++++ Material provided ++++
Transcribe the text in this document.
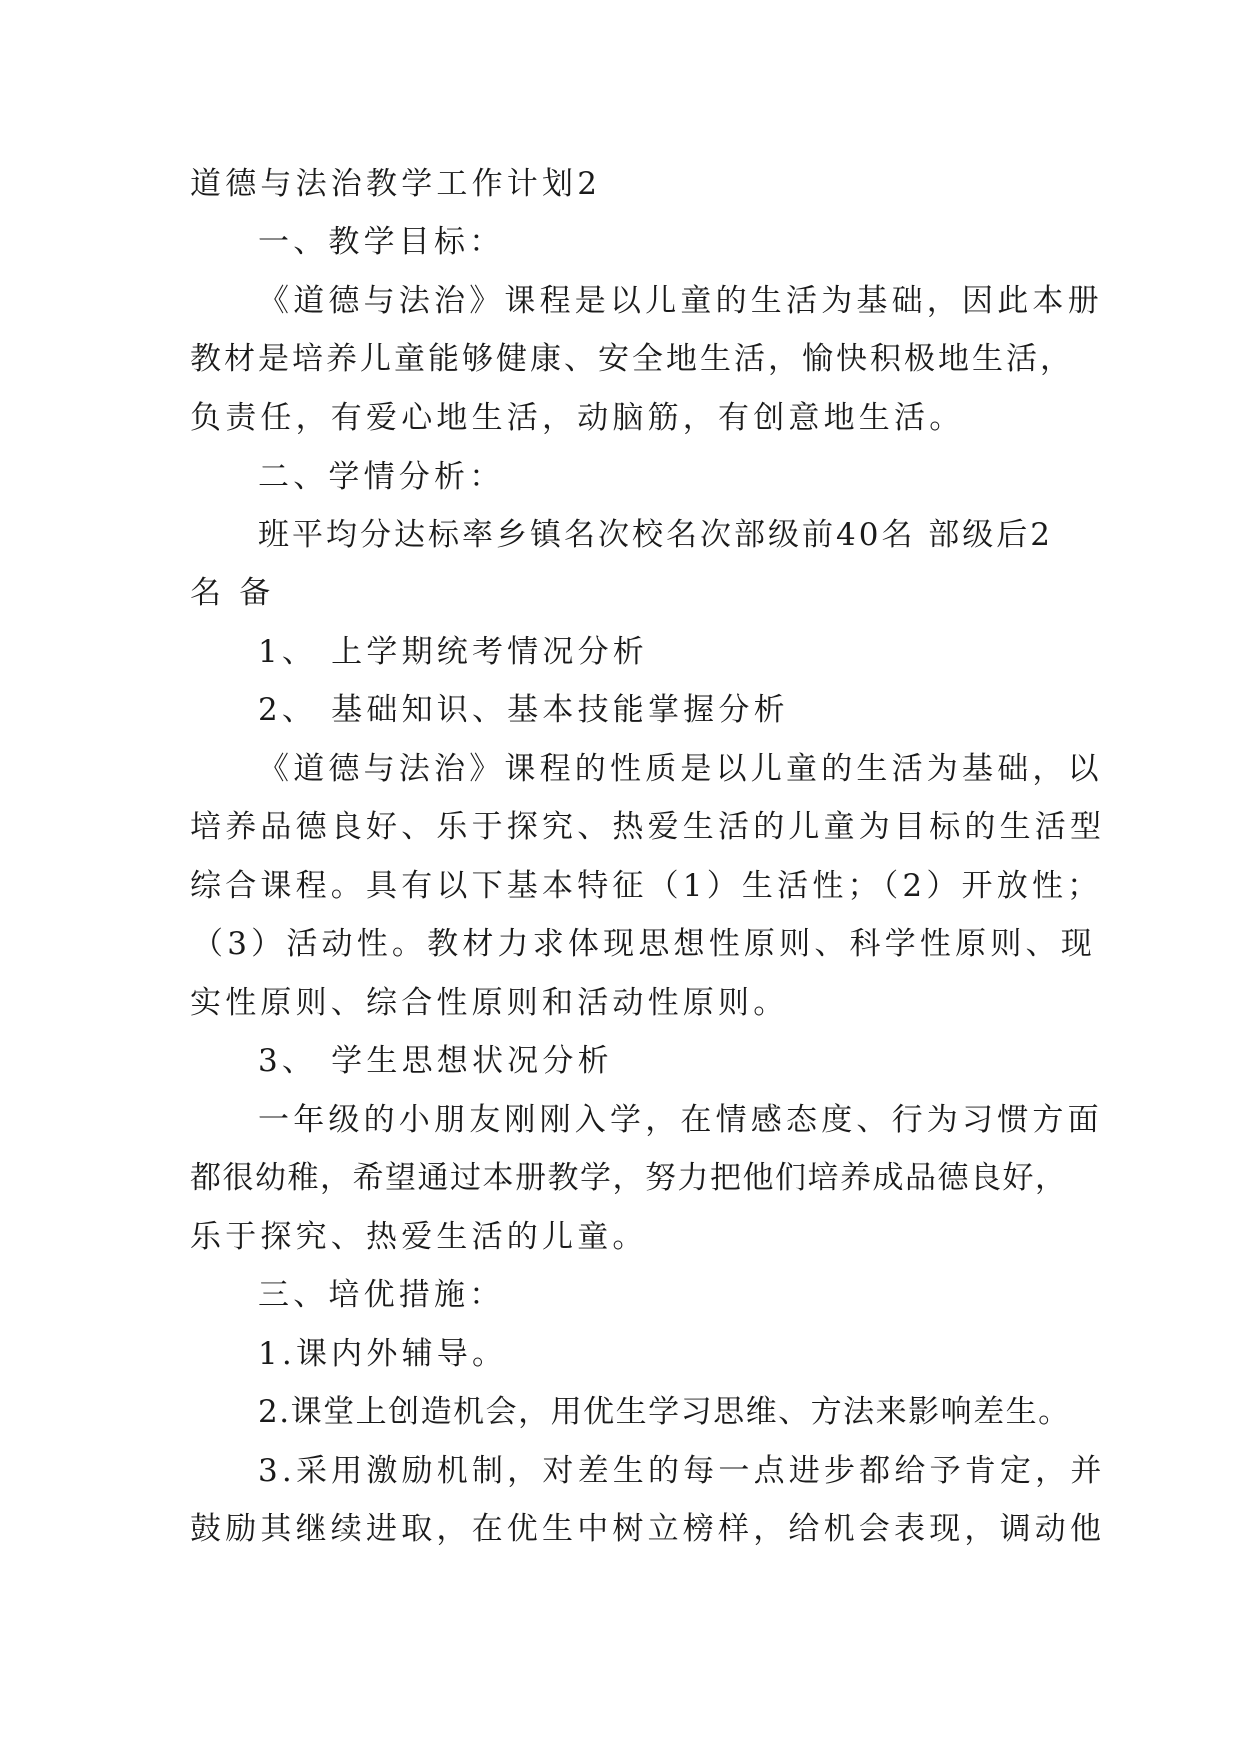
道德与法治教学工作计划2

一、教学目标：

《道德与法治》课程是以儿童的生活为基础，因此本册

教材是培养儿童能够健康、安全地生活，愉快积极地生活，

负责任，有爱心地生活，动脑筋，有创意地生活。

二、学情分析：

班平均分达标率乡镇名次校名次部级前40名 部级后2

名 备

1、 上学期统考情况分析

2、 基础知识、基本技能掌握分析

《道德与法治》课程的性质是以儿童的生活为基础，以

培养品德良好、乐于探究、热爱生活的儿童为目标的生活型

综合课程。具有以下基本特征（1）生活性；（2）开放性；

（3）活动性。教材力求体现思想性原则、科学性原则、现

实性原则、综合性原则和活动性原则。

3、 学生思想状况分析

一年级的小朋友刚刚入学，在情感态度、行为习惯方面

都很幼稚，希望通过本册教学，努力把他们培养成品德良好，

乐于探究、热爱生活的儿童。

三、培优措施：

1.课内外辅导。

2.课堂上创造机会，用优生学习思维、方法来影响差生。

3.采用激励机制，对差生的每一点进步都给予肯定，并

鼓励其继续进取，在优生中树立榜样，给机会表现，调动他
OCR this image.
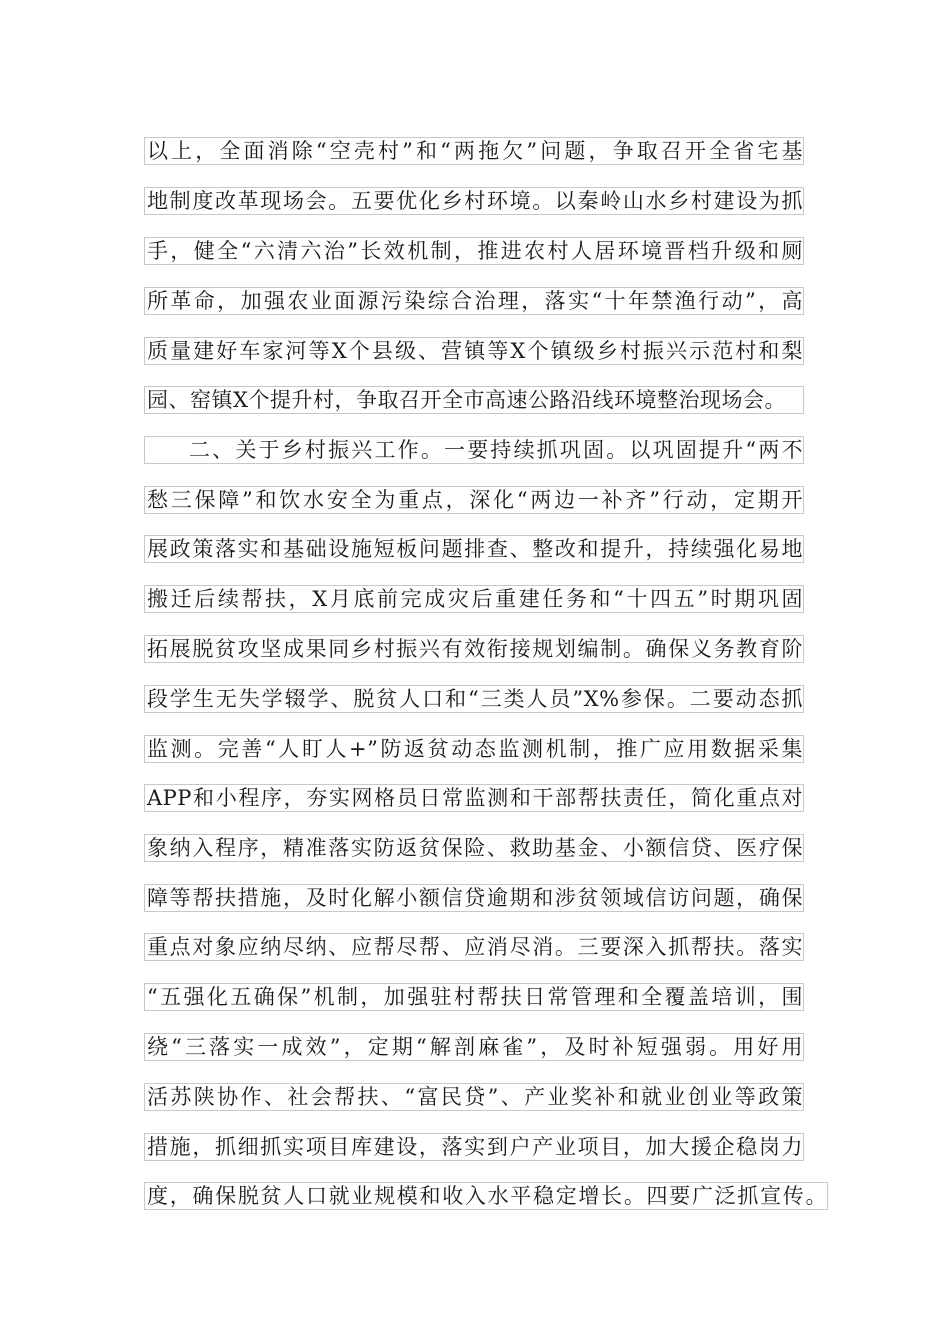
以上，全面消除“空壳村”和“两拖欠”问题，争取召开全省宅基
地制度改革现场会。五要优化乡村环境。以秦岭山水乡村建设为抓
手，健全“六清六治”长效机制，推进农村人居环境晋档升级和厕
所革命，加强农业面源污染综合治理，落实“十年禁渔行动”，高
质量建好车家河等X个县级、营镇等X个镇级乡村振兴示范村和梨
园、窑镇X个提升村，争取召开全市高速公路沿线环境整治现场会。
二、关于乡村振兴工作。一要持续抓巩固。以巩固提升“两不
愁三保障”和饮水安全为重点，深化“两边一补齐”行动，定期开
展政策落实和基础设施短板问题排查、整改和提升，持续强化易地
搬迁后续帮扶，X月底前完成灾后重建任务和“十四五”时期巩固
拓展脱贫攻坚成果同乡村振兴有效衔接规划编制。确保义务教育阶
段学生无失学辍学、脱贫人口和“三类人员”X%参保。二要动态抓
监测。完善“人盯人+”防返贫动态监测机制，推广应用数据采集
APP和小程序，夯实网格员日常监测和干部帮扶责任，简化重点对
象纳入程序，精准落实防返贫保险、救助基金、小额信贷、医疗保
障等帮扶措施，及时化解小额信贷逾期和涉贫领域信访问题，确保
重点对象应纳尽纳、应帮尽帮、应消尽消。三要深入抓帮扶。落实
“五强化五确保”机制，加强驻村帮扶日常管理和全覆盖培训，围
绕“三落实一成效”，定期“解剖麻雀”，及时补短强弱。用好用
活苏陕协作、社会帮扶、“富民贷”、产业奖补和就业创业等政策
措施，抓细抓实项目库建设，落实到户产业项目，加大援企稳岗力
度，确保脱贫人口就业规模和收入水平稳定增长。四要广泛抓宣传。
++++
> The request: Write the records above out again exactly, with no pictures in your copy.

> Task response:
Transcribe the text in this document.
道德与法治教学工作计划2

一、教学目标：

《道德与法治》课程是以儿童的生活为基础，因此本册

教材是培养儿童能够健康、安全地生活，愉快积极地生活，

负责任，有爱心地生活，动脑筋，有创意地生活。

二、学情分析：

班平均分达标率乡镇名次校名次部级前40名 部级后2

名 备

1、 上学期统考情况分析

2、 基础知识、基本技能掌握分析

《道德与法治》课程的性质是以儿童的生活为基础，以

培养品德良好、乐于探究、热爱生活的儿童为目标的生活型

综合课程。具有以下基本特征（1）生活性；（2）开放性；

（3）活动性。教材力求体现思想性原则、科学性原则、现

实性原则、综合性原则和活动性原则。

3、 学生思想状况分析

一年级的小朋友刚刚入学，在情感态度、行为习惯方面

都很幼稚，希望通过本册教学，努力把他们培养成品德良好，

乐于探究、热爱生活的儿童。

三、培优措施：

1.课内外辅导。

2.课堂上创造机会，用优生学习思维、方法来影响差生。

3.采用激励机制，对差生的每一点进步都给予肯定，并

鼓励其继续进取，在优生中树立榜样，给机会表现，调动他
OCR this image.
以上，全面消除“空壳村”和“两拖欠”问题，争取召开全省宅基
地制度改革现场会。五要优化乡村环境。以秦岭山水乡村建设为抓
手，健全“六清六治”长效机制，推进农村人居环境晋档升级和厕
所革命，加强农业面源污染综合治理，落实“十年禁渔行动”，高
质量建好车家河等X个县级、营镇等X个镇级乡村振兴示范村和梨
园、窑镇X个提升村，争取召开全市高速公路沿线环境整治现场会。
二、关于乡村振兴工作。一要持续抓巩固。以巩固提升“两不
愁三保障”和饮水安全为重点，深化“两边一补齐”行动，定期开
展政策落实和基础设施短板问题排查、整改和提升，持续强化易地
搬迁后续帮扶，X月底前完成灾后重建任务和“十四五”时期巩固
拓展脱贫攻坚成果同乡村振兴有效衔接规划编制。确保义务教育阶
段学生无失学辍学、脱贫人口和“三类人员”X%参保。二要动态抓
监测。完善“人盯人+”防返贫动态监测机制，推广应用数据采集
APP和小程序，夯实网格员日常监测和干部帮扶责任，简化重点对
象纳入程序，精准落实防返贫保险、救助基金、小额信贷、医疗保
障等帮扶措施，及时化解小额信贷逾期和涉贫领域信访问题，确保
重点对象应纳尽纳、应帮尽帮、应消尽消。三要深入抓帮扶。落实
“五强化五确保”机制，加强驻村帮扶日常管理和全覆盖培训，围
绕“三落实一成效”，定期“解剖麻雀”，及时补短强弱。用好用
活苏陕协作、社会帮扶、“富民贷”、产业奖补和就业创业等政策
措施，抓细抓实项目库建设，落实到户产业项目，加大援企稳岗力
度，确保脱贫人口就业规模和收入水平稳定增长。四要广泛抓宣传。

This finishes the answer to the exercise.